## Task to complete
Go through the entries below and copy each line containing the word "rappeler".

════

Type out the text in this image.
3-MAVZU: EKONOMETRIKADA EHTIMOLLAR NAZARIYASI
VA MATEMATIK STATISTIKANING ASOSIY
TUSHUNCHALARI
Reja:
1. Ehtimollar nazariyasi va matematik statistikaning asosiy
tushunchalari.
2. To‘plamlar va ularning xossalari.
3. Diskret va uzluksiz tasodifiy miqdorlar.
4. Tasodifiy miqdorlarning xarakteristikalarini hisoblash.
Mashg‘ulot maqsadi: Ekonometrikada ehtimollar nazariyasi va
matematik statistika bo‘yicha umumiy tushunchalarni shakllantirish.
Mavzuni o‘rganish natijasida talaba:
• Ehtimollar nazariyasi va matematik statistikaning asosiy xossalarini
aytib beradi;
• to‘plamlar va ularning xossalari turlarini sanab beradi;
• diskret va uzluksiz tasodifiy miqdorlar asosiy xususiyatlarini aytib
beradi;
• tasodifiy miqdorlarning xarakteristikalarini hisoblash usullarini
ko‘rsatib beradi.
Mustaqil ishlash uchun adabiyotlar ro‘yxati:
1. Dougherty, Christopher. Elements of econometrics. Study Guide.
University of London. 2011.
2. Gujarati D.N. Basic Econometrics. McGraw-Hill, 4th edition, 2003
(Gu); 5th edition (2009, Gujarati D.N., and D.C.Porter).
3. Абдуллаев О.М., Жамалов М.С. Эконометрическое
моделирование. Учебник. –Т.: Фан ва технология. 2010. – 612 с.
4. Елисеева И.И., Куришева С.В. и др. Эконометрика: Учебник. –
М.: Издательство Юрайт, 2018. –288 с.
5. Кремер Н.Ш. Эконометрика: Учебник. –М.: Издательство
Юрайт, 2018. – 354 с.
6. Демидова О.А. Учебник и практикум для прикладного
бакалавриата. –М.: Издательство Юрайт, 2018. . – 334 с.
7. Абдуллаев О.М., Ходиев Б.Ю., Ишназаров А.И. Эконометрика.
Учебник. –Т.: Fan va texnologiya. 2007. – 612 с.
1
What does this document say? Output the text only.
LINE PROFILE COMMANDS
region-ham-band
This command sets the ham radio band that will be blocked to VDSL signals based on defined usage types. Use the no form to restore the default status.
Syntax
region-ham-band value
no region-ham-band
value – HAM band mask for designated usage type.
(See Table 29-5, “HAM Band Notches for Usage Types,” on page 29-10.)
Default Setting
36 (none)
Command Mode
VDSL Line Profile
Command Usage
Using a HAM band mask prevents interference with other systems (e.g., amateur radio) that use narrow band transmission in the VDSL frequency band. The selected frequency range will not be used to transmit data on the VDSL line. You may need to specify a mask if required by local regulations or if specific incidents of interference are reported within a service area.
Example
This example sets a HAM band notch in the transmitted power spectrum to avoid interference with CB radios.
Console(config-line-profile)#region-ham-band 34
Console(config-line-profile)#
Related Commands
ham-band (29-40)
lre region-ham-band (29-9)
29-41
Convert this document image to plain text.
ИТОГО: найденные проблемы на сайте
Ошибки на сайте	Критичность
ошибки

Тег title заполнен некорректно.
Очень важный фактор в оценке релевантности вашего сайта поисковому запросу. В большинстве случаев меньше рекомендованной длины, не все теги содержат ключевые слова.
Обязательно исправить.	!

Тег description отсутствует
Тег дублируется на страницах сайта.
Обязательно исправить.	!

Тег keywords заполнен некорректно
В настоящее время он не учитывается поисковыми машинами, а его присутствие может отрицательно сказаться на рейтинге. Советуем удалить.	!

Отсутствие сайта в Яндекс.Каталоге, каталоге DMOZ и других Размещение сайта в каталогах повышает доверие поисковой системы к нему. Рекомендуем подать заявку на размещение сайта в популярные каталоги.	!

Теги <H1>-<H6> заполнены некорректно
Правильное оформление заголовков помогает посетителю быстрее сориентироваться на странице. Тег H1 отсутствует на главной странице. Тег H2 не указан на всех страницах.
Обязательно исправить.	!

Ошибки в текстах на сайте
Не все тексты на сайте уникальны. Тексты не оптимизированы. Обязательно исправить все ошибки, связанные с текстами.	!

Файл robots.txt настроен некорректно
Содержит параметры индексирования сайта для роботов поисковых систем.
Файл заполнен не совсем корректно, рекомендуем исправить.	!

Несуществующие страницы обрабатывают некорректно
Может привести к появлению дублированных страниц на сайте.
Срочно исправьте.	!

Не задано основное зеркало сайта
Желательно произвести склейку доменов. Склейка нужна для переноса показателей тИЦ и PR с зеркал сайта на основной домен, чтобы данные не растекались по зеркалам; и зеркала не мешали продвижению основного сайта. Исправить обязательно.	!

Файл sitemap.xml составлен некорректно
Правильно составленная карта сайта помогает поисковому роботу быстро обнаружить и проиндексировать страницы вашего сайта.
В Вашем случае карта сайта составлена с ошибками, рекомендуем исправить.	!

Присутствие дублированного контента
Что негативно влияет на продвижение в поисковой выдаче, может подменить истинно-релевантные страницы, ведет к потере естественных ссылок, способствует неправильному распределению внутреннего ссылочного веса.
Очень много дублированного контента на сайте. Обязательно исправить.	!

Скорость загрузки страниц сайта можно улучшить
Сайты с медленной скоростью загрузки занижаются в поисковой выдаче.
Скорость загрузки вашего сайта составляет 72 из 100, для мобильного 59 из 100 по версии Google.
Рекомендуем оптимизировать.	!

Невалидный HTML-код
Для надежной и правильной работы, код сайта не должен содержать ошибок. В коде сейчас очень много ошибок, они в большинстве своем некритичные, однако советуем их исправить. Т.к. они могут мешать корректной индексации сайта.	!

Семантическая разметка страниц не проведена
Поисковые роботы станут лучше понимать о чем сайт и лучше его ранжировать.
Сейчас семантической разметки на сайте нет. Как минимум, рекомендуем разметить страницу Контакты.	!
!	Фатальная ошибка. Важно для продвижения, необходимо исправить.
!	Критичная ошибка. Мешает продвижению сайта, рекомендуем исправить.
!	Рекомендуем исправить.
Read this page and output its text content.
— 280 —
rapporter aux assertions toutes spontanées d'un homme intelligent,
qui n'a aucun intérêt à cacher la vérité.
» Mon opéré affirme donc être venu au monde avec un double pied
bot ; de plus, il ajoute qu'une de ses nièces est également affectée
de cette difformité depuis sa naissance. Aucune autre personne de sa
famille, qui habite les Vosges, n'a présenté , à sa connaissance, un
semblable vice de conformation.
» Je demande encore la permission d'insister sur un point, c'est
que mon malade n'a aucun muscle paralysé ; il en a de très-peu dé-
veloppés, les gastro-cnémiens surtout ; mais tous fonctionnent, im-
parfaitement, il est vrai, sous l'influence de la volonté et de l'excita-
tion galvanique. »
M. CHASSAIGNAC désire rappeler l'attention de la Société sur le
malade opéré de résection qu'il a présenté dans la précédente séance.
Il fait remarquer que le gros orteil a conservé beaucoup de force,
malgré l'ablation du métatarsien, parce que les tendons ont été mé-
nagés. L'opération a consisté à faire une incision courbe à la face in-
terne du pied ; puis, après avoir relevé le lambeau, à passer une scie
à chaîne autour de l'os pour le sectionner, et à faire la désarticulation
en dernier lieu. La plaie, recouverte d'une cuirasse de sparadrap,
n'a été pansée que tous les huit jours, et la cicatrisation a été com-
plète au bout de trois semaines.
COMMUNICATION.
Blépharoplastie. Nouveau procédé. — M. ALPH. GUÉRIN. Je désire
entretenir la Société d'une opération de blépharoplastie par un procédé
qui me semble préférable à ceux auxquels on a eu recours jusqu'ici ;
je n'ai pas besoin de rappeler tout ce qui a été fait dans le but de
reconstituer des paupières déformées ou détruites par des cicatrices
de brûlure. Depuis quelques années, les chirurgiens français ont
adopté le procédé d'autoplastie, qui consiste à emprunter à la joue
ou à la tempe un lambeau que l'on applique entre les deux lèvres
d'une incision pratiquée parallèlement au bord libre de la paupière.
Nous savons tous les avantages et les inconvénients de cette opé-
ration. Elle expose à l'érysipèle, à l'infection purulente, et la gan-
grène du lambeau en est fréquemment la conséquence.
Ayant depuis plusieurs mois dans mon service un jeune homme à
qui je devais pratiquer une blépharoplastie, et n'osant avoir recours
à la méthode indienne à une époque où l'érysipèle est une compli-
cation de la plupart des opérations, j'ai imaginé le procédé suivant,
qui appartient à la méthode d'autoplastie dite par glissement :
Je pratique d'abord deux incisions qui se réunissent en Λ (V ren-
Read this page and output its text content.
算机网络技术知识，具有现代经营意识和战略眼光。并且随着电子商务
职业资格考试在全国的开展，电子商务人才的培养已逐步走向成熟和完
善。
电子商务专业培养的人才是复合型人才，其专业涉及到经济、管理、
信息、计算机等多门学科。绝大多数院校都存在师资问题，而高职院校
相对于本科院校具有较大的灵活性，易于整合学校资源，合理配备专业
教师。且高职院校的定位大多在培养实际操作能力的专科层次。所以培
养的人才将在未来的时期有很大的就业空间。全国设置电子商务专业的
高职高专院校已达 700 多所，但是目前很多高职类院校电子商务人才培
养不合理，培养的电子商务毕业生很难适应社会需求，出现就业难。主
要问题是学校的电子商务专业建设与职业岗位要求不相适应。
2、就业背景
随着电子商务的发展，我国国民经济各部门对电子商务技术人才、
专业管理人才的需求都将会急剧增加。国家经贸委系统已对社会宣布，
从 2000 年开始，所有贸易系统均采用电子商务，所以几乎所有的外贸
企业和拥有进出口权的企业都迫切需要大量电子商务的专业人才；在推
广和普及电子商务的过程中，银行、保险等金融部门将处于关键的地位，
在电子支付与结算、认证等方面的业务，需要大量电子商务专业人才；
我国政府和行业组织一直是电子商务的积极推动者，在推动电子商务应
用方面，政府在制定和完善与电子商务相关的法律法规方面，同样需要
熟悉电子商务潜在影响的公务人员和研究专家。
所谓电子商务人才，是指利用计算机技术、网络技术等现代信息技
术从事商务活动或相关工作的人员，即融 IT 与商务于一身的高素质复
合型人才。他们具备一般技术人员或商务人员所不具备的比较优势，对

════

## Result
M. CHASSAIGNAC désire rappeler l'attention de la Société sur le
je n'ai pas besoin de rappeler tout ce qui a été fait dans le but de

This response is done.